§ **What you have to do**:
Find every line containing the word "accounts" in the records below; report only how many there are.

## BEGIN Stored records

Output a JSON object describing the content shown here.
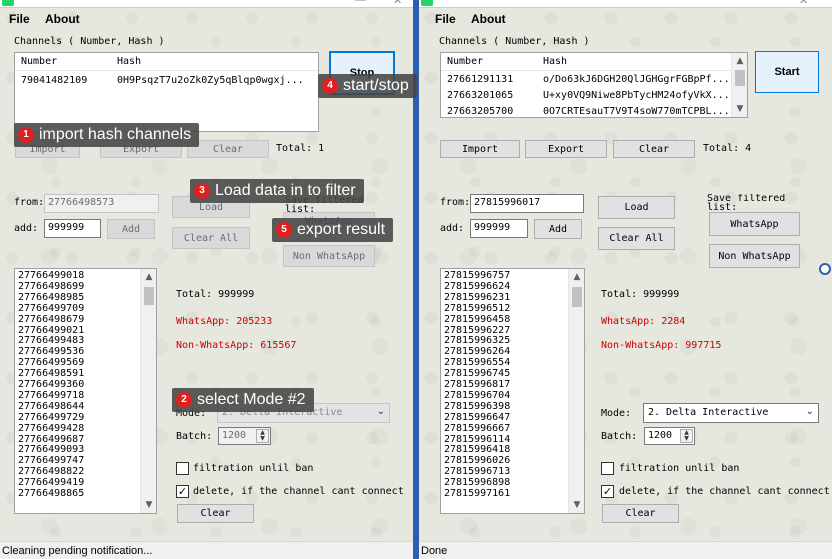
{
  "menu": {
    "file": "File",
    "about": "About"
  },
  "channels_label": "Channels ( Number, Hash )",
  "table_headers": {
    "number": "Number",
    "hash": "Hash"
  },
  "left": {
    "channels": [
      {
        "number": "79041482109",
        "hash": "0H9PsqzT7u2oZk0Zy5qBlqp0wgxj..."
      }
    ],
    "stop_button": "Stop",
    "import_button": "Import",
    "export_button": "Export",
    "clear_button": "Clear",
    "total_channels": "Total: 1",
    "from_label": "from:",
    "from_value": "27766498573",
    "add_label": "add:",
    "add_value": "999999",
    "add_button": "Add",
    "load_button": "Load",
    "clear_all_button": "Clear All",
    "save_filtered_label": "Save filtered list:",
    "whatsapp_button": "WhatsApp",
    "non_whatsapp_button": "Non WhatsApp",
    "numbers": [
      "27766499018",
      "27766498699",
      "27766498985",
      "27766499709",
      "27766498679",
      "27766499021",
      "27766499483",
      "27766499536",
      "27766499569",
      "27766498591",
      "27766499360",
      "27766499718",
      "27766498644",
      "27766499729",
      "27766499428",
      "27766499687",
      "27766499093",
      "27766499747",
      "27766498822",
      "27766499419",
      "27766498865"
    ],
    "total": "Total: 999999",
    "whatsapp_count": "WhatsApp: 205233",
    "non_whatsapp_count": "Non-WhatsApp: 615567",
    "mode_label": "Mode:",
    "mode_value": "2. Delta Interactive",
    "batch_label": "Batch:",
    "batch_value": "1200",
    "filtration_label": "filtration unlil ban",
    "delete_label": "delete, if the channel cant connect",
    "bottom_clear_button": "Clear",
    "status": "Cleaning pending notification..."
  },
  "right": {
    "channels": [
      {
        "number": "27661291131",
        "hash": "o/Do63kJ6DGH20QlJGHGgrFGBpPf..."
      },
      {
        "number": "27663201065",
        "hash": "U+xy0VQ9Niwe8PbTycHM24ofyVkX..."
      },
      {
        "number": "27663205700",
        "hash": "0O7CRTEsauT7V9T4soW770mTCPBL..."
      }
    ],
    "start_button": "Start",
    "import_button": "Import",
    "export_button": "Export",
    "clear_button": "Clear",
    "total_channels": "Total: 4",
    "from_label": "from:",
    "from_value": "27815996017",
    "add_label": "add:",
    "add_value": "999999",
    "add_button": "Add",
    "load_button": "Load",
    "clear_all_button": "Clear All",
    "save_filtered_label": "Save filtered list:",
    "whatsapp_button": "WhatsApp",
    "non_whatsapp_button": "Non WhatsApp",
    "numbers": [
      "27815996757",
      "27815996624",
      "27815996231",
      "27815996512",
      "27815996458",
      "27815996227",
      "27815996325",
      "27815996264",
      "27815996554",
      "27815996745",
      "27815996817",
      "27815996704",
      "27815996398",
      "27815996647",
      "27815996667",
      "27815996114",
      "27815996418",
      "27815996026",
      "27815996713",
      "27815996898",
      "27815997161"
    ],
    "total": "Total: 999999",
    "whatsapp_count": "WhatsApp: 2284",
    "non_whatsapp_count": "Non-WhatsApp: 997715",
    "mode_label": "Mode:",
    "mode_value": "2. Delta Interactive",
    "batch_label": "Batch:",
    "batch_value": "1200",
    "filtration_label": "filtration unlil ban",
    "delete_label": "delete, if the channel cant connect",
    "bottom_clear_button": "Clear",
    "status": "Done"
  },
  "annotations": {
    "a1": {
      "num": "1",
      "text": "import hash channels"
    },
    "a2": {
      "num": "2",
      "text": "select Mode #2"
    },
    "a3": {
      "num": "3",
      "text": "Load data in to filter"
    },
    "a4": {
      "num": "4",
      "text": "start/stop"
    },
    "a5": {
      "num": "5",
      "text": "export result"
    }
  },
  "colors": {
    "accent": "#0078d7",
    "divider": "#2b5fb4",
    "red_text": "#d00000",
    "callout_badge": "#e02020"
  }
}
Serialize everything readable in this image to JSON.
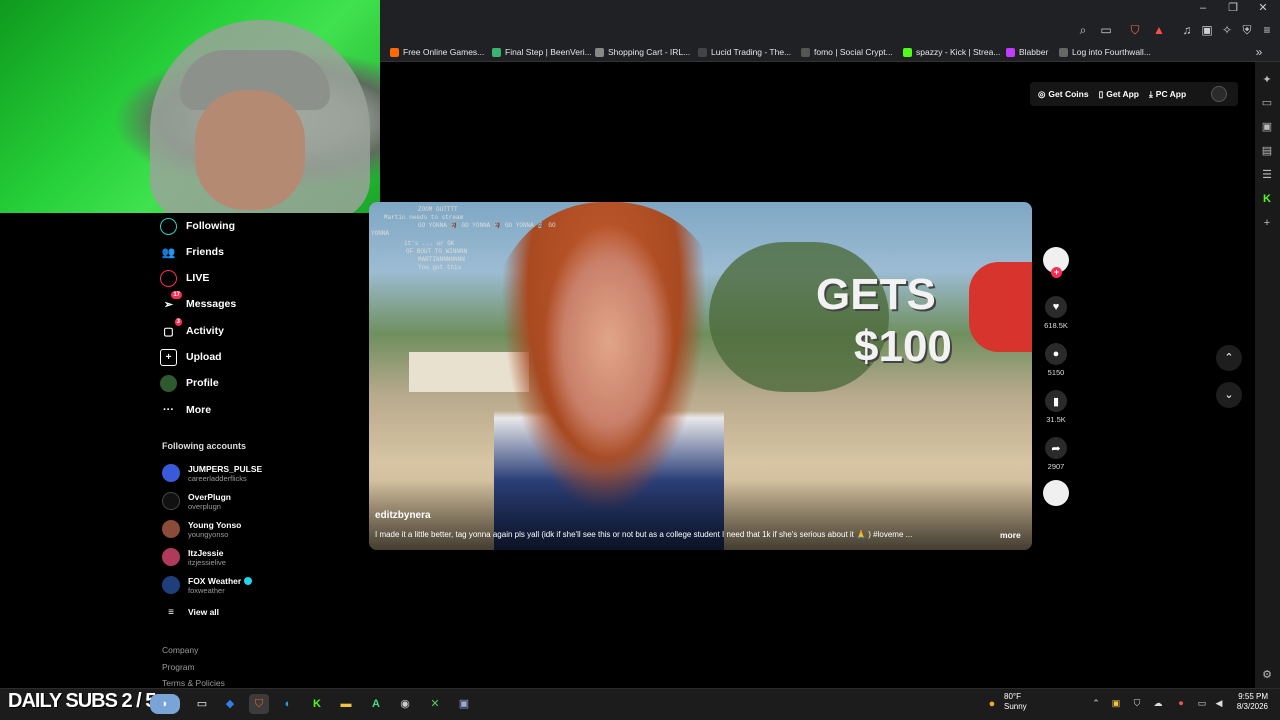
{
  "browser": {
    "bookmarks": [
      {
        "label": "Free Online Games...",
        "color": "#ff6a00"
      },
      {
        "label": "Final Step | BeenVeri...",
        "color": "#3cb371"
      },
      {
        "label": "Shopping Cart - IRL...",
        "color": "#888888"
      },
      {
        "label": "Lucid Trading - The...",
        "color": "#444444"
      },
      {
        "label": "fomo | Social Crypt...",
        "color": "#222222"
      },
      {
        "label": "spazzy - Kick | Strea...",
        "color": "#53fc18"
      },
      {
        "label": "Blabber",
        "color": "#c13cff"
      },
      {
        "label": "Log into Fourthwall...",
        "color": "#333333"
      }
    ]
  },
  "header": {
    "get_coins": "Get Coins",
    "get_app": "Get App",
    "pc_app": "PC App"
  },
  "sidebar": {
    "items": [
      {
        "label": "Following",
        "icon": "following-icon"
      },
      {
        "label": "Friends",
        "icon": "friends-icon"
      },
      {
        "label": "LIVE",
        "icon": "live-icon"
      },
      {
        "label": "Messages",
        "icon": "messages-icon",
        "badge": "17"
      },
      {
        "label": "Activity",
        "icon": "activity-icon",
        "badge": "3"
      },
      {
        "label": "Upload",
        "icon": "upload-icon"
      },
      {
        "label": "Profile",
        "icon": "profile-icon"
      },
      {
        "label": "More",
        "icon": "more-icon"
      }
    ],
    "following_title": "Following accounts",
    "accounts": [
      {
        "name": "JUMPERS_PULSE",
        "handle": "careerladderflicks",
        "color": "#3a5bd9"
      },
      {
        "name": "OverPlugn",
        "handle": "overplugn",
        "color": "#111111"
      },
      {
        "name": "Young Yonso",
        "handle": "youngyonso",
        "color": "#8a4b3b"
      },
      {
        "name": "ItzJessie",
        "handle": "itzjessielive",
        "color": "#b03a5a"
      },
      {
        "name": "FOX Weather",
        "handle": "foxweather",
        "color": "#1f3f7a",
        "verified": true
      }
    ],
    "view_all": "View all",
    "footer": [
      "Company",
      "Program",
      "Terms & Policies"
    ]
  },
  "video": {
    "overlay_line1": "GETS",
    "overlay_line2": "$100",
    "chat": [
      "ZOOM OUTTTT",
      "Martin needs to stream",
      "GO YONNA 🗿 GO YONNA 🗿 GO YONNA 🗿 GO",
      "YONNA",
      "it's ... ur GK",
      "OF BOUT TO WINNNN",
      "MARTINNNNNNNN",
      "You got this"
    ],
    "author": "editzbynera",
    "caption": "I made it a little better, tag yonna again pls yall (idk if she'll see this or not but as a college student I need that 1k if she's serious about it 🙏 ) #loveme ...",
    "more": "more"
  },
  "actions": {
    "likes": "618.5K",
    "comments": "5150",
    "saves": "31.5K",
    "shares": "2907"
  },
  "taskbar": {
    "subs_text": "DAILY SUBS 2 / 5",
    "temp": "80°F",
    "weather": "Sunny",
    "time": "9:55 PM",
    "date": "8/3/2026"
  }
}
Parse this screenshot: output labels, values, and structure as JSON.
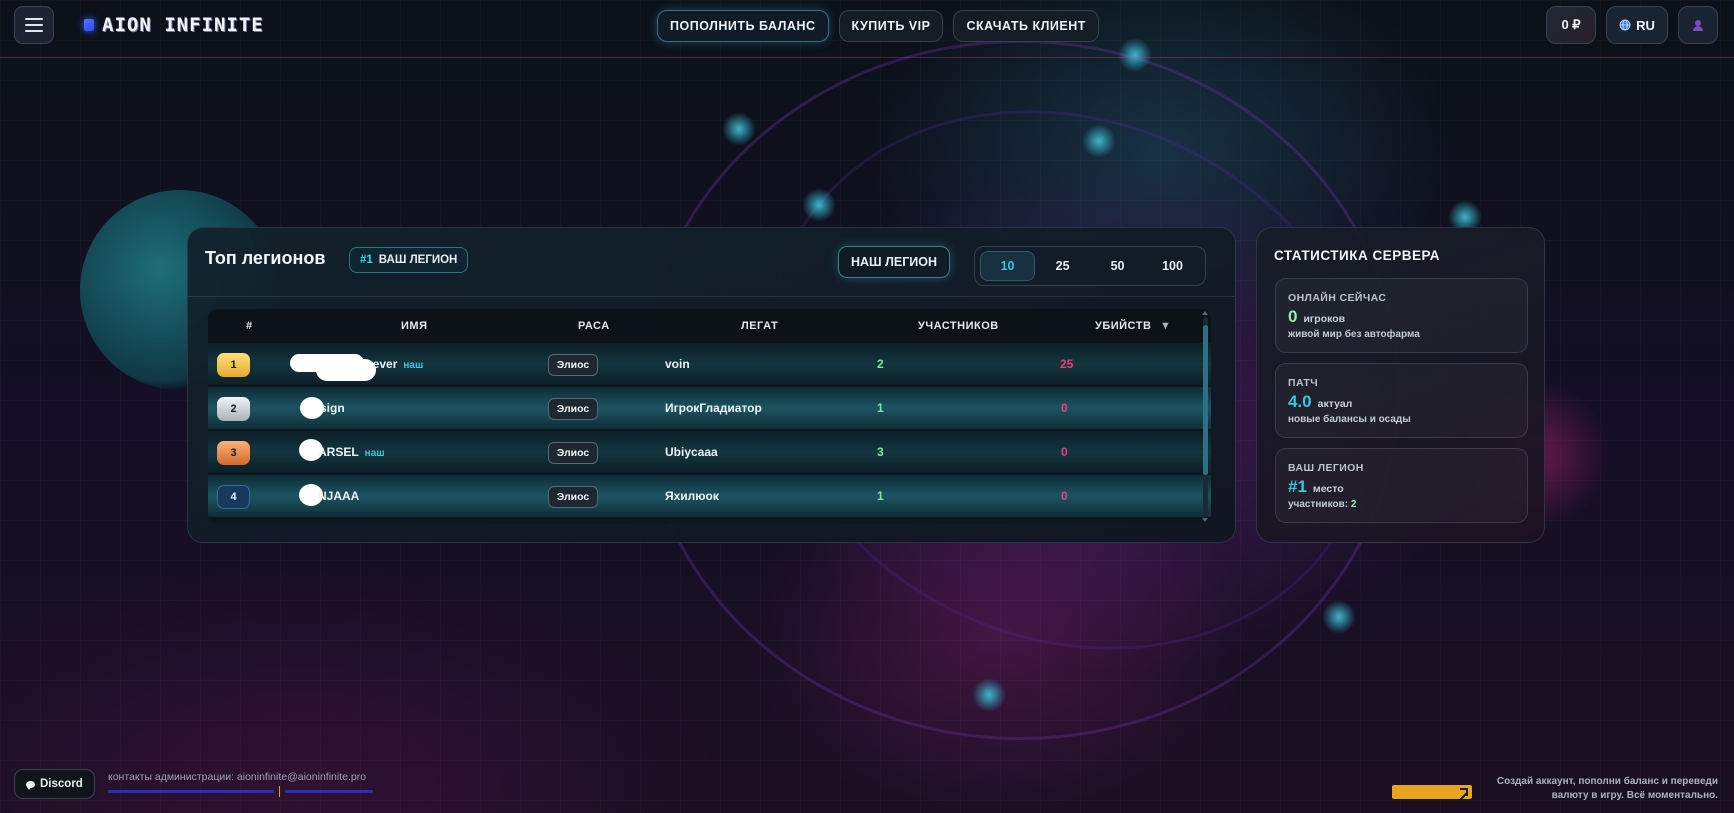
{
  "header": {
    "logo_text": "AION INFINITE",
    "nav": [
      {
        "label": "ПОПОЛНИТЬ БАЛАНС"
      },
      {
        "label": "КУПИТЬ VIP"
      },
      {
        "label": "СКАЧАТЬ КЛИЕНТ"
      }
    ],
    "balance": "0 ₽",
    "language": "RU"
  },
  "legions": {
    "title": "Топ легионов",
    "badge_rank": "#1",
    "badge_label": "ВАШ ЛЕГИОН",
    "our_button": "НАШ ЛЕГИОН",
    "limits": [
      "10",
      "25",
      "50",
      "100"
    ],
    "active_limit": "10",
    "columns": [
      "#",
      "ИМЯ",
      "РАСА",
      "ЛЕГАТ",
      "УЧАСТНИКОВ",
      "УБИЙСТВ"
    ],
    "sort_indicator": "▼",
    "rows": [
      {
        "rank": "1",
        "name": "rever",
        "our_tag": "наш",
        "race": "Элиос",
        "legate": "voin",
        "members": "2",
        "kills": "25"
      },
      {
        "rank": "2",
        "name": "sign",
        "our_tag": "",
        "race": "Элиос",
        "legate": "ИгрокГладиатор",
        "members": "1",
        "kills": "0"
      },
      {
        "rank": "3",
        "name": "ARSEL",
        "our_tag": "наш",
        "race": "Элиос",
        "legate": "Ubiycaaa",
        "members": "3",
        "kills": "0"
      },
      {
        "rank": "4",
        "name": "NJAAA",
        "our_tag": "",
        "race": "Элиос",
        "legate": "Яхилюок",
        "members": "1",
        "kills": "0"
      }
    ]
  },
  "stats": {
    "title": "СТАТИСТИКА СЕРВЕРА",
    "online": {
      "label": "ОНЛАЙН СЕЙЧАС",
      "value": "0",
      "unit": "игроков",
      "sub": "живой мир без автофарма"
    },
    "patch": {
      "label": "ПАТЧ",
      "value": "4.0",
      "unit": "актуал",
      "sub": "новые балансы и осады"
    },
    "legion": {
      "label": "ВАШ ЛЕГИОН",
      "value": "#1",
      "unit": "место",
      "sub_label": "участников:",
      "sub_value": "2"
    }
  },
  "footer": {
    "discord": "Discord",
    "contacts": "контакты администрации: aioninfinite@aioninfinite.pro",
    "promo": "Создай аккаунт, пополни баланс и переведи валюту в игру. Всё моментально."
  },
  "colors": {
    "accent": "#35c8e3",
    "members_green": "#7ee89e",
    "kills_pink": "#e83f7c",
    "gold": "#e6a92e"
  }
}
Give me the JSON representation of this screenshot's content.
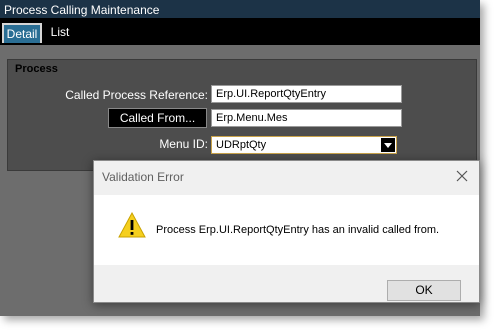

## END Stored records

§ **Result of the exercise**:
2